◆ TASK INPUTS
>> Start

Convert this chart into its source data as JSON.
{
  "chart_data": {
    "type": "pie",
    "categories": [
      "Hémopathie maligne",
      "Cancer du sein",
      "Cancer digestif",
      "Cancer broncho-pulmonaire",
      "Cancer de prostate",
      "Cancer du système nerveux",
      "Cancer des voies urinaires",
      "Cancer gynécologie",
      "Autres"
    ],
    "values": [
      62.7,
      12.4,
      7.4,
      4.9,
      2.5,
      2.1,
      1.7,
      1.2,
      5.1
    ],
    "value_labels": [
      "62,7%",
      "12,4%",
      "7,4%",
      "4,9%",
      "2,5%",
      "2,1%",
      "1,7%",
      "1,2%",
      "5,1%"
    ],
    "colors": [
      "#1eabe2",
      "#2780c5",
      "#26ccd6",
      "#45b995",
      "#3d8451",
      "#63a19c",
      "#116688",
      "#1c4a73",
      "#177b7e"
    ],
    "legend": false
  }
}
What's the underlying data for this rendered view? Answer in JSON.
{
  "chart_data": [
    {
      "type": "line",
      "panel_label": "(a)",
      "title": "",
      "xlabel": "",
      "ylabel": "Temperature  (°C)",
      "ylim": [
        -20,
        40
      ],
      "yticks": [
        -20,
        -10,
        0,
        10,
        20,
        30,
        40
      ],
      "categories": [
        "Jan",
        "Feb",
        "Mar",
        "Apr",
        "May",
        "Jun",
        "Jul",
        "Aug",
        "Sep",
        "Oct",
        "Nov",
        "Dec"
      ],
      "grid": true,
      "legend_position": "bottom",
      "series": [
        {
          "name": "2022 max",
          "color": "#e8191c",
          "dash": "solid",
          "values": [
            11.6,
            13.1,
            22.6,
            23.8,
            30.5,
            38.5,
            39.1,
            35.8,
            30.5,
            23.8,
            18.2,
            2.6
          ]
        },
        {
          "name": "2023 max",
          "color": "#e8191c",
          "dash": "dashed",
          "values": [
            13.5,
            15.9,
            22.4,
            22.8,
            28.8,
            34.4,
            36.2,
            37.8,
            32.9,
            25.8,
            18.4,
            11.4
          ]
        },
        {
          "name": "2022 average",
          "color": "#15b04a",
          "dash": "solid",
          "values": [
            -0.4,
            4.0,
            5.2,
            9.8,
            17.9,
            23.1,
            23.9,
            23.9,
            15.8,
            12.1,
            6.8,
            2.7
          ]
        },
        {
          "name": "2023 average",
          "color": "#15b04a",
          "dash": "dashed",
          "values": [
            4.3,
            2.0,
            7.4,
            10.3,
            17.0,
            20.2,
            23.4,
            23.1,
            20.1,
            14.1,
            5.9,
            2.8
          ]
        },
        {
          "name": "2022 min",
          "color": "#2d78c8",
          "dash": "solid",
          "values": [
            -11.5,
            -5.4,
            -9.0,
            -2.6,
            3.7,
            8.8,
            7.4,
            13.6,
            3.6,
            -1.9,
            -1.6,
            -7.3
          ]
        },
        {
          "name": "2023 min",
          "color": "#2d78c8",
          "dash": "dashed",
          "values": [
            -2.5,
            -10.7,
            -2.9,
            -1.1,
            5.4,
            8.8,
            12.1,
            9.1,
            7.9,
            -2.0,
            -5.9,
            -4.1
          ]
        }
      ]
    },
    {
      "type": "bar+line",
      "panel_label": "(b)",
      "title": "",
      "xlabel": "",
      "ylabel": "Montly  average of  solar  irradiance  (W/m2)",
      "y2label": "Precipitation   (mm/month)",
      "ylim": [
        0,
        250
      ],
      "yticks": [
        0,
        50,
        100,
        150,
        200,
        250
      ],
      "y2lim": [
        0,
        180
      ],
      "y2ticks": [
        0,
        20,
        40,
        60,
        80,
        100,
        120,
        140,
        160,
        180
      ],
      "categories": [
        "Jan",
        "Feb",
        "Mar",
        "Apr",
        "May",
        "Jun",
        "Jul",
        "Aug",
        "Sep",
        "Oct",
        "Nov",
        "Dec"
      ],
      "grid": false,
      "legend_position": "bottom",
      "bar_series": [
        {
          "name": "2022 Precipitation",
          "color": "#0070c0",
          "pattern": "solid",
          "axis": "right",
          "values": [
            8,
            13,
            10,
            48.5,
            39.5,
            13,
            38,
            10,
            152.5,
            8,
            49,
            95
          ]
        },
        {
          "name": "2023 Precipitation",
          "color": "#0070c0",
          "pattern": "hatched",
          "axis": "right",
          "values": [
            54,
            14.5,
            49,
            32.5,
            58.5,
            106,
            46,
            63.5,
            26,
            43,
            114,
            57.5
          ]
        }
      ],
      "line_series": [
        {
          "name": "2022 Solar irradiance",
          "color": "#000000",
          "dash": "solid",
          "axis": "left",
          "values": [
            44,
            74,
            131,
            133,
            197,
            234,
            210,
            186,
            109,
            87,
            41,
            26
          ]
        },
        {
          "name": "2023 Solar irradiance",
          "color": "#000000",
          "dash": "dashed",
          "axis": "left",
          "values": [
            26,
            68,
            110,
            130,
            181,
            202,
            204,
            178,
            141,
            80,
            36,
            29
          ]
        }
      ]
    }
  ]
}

>> End

◆ THE PROBLEM
Reproduce every record above exactly as it appears.

◆ RESPONSE BELOW
Convert this chart into its source data as JSON.
{
  "chart_data": {
    "type": "pie",
    "categories": [
      "Hémopathie maligne",
      "Cancer du sein",
      "Cancer digestif",
      "Cancer broncho-pulmonaire",
      "Cancer de prostate",
      "Cancer du système nerveux",
      "Cancer des voies urinaires",
      "Cancer gynécologie",
      "Autres"
    ],
    "values": [
      62.7,
      12.4,
      7.4,
      4.9,
      2.5,
      2.1,
      1.7,
      1.2,
      5.1
    ],
    "value_labels": [
      "62,7%",
      "12,4%",
      "7,4%",
      "4,9%",
      "2,5%",
      "2,1%",
      "1,7%",
      "1,2%",
      "5,1%"
    ],
    "colors": [
      "#1eabe2",
      "#2780c5",
      "#26ccd6",
      "#45b995",
      "#3d8451",
      "#63a19c",
      "#116688",
      "#1c4a73",
      "#177b7e"
    ],
    "legend": false
  }
}
What's the underlying data for this rendered view? Answer in JSON.
{
  "chart_data": [
    {
      "type": "line",
      "panel_label": "(a)",
      "title": "",
      "xlabel": "",
      "ylabel": "Temperature  (°C)",
      "ylim": [
        -20,
        40
      ],
      "yticks": [
        -20,
        -10,
        0,
        10,
        20,
        30,
        40
      ],
      "categories": [
        "Jan",
        "Feb",
        "Mar",
        "Apr",
        "May",
        "Jun",
        "Jul",
        "Aug",
        "Sep",
        "Oct",
        "Nov",
        "Dec"
      ],
      "grid": true,
      "legend_position": "bottom",
      "series": [
        {
          "name": "2022 max",
          "color": "#e8191c",
          "dash": "solid",
          "values": [
            11.6,
            13.1,
            22.6,
            23.8,
            30.5,
            38.5,
            39.1,
            35.8,
            30.5,
            23.8,
            18.2,
            2.6
          ]
        },
        {
          "name": "2023 max",
          "color": "#e8191c",
          "dash": "dashed",
          "values": [
            13.5,
            15.9,
            22.4,
            22.8,
            28.8,
            34.4,
            36.2,
            37.8,
            32.9,
            25.8,
            18.4,
            11.4
          ]
        },
        {
          "name": "2022 average",
          "color": "#15b04a",
          "dash": "solid",
          "values": [
            -0.4,
            4.0,
            5.2,
            9.8,
            17.9,
            23.1,
            23.9,
            23.9,
            15.8,
            12.1,
            6.8,
            2.7
          ]
        },
        {
          "name": "2023 average",
          "color": "#15b04a",
          "dash": "dashed",
          "values": [
            4.3,
            2.0,
            7.4,
            10.3,
            17.0,
            20.2,
            23.4,
            23.1,
            20.1,
            14.1,
            5.9,
            2.8
          ]
        },
        {
          "name": "2022 min",
          "color": "#2d78c8",
          "dash": "solid",
          "values": [
            -11.5,
            -5.4,
            -9.0,
            -2.6,
            3.7,
            8.8,
            7.4,
            13.6,
            3.6,
            -1.9,
            -1.6,
            -7.3
          ]
        },
        {
          "name": "2023 min",
          "color": "#2d78c8",
          "dash": "dashed",
          "values": [
            -2.5,
            -10.7,
            -2.9,
            -1.1,
            5.4,
            8.8,
            12.1,
            9.1,
            7.9,
            -2.0,
            -5.9,
            -4.1
          ]
        }
      ]
    },
    {
      "type": "bar+line",
      "panel_label": "(b)",
      "title": "",
      "xlabel": "",
      "ylabel": "Montly  average of  solar  irradiance  (W/m2)",
      "y2label": "Precipitation   (mm/month)",
      "ylim": [
        0,
        250
      ],
      "yticks": [
        0,
        50,
        100,
        150,
        200,
        250
      ],
      "y2lim": [
        0,
        180
      ],
      "y2ticks": [
        0,
        20,
        40,
        60,
        80,
        100,
        120,
        140,
        160,
        180
      ],
      "categories": [
        "Jan",
        "Feb",
        "Mar",
        "Apr",
        "May",
        "Jun",
        "Jul",
        "Aug",
        "Sep",
        "Oct",
        "Nov",
        "Dec"
      ],
      "grid": false,
      "legend_position": "bottom",
      "bar_series": [
        {
          "name": "2022 Precipitation",
          "color": "#0070c0",
          "pattern": "solid",
          "axis": "right",
          "values": [
            8,
            13,
            10,
            48.5,
            39.5,
            13,
            38,
            10,
            152.5,
            8,
            49,
            95
          ]
        },
        {
          "name": "2023 Precipitation",
          "color": "#0070c0",
          "pattern": "hatched",
          "axis": "right",
          "values": [
            54,
            14.5,
            49,
            32.5,
            58.5,
            106,
            46,
            63.5,
            26,
            43,
            114,
            57.5
          ]
        }
      ],
      "line_series": [
        {
          "name": "2022 Solar irradiance",
          "color": "#000000",
          "dash": "solid",
          "axis": "left",
          "values": [
            44,
            74,
            131,
            133,
            197,
            234,
            210,
            186,
            109,
            87,
            41,
            26
          ]
        },
        {
          "name": "2023 Solar irradiance",
          "color": "#000000",
          "dash": "dashed",
          "axis": "left",
          "values": [
            26,
            68,
            110,
            130,
            181,
            202,
            204,
            178,
            141,
            80,
            36,
            29
          ]
        }
      ]
    }
  ]
}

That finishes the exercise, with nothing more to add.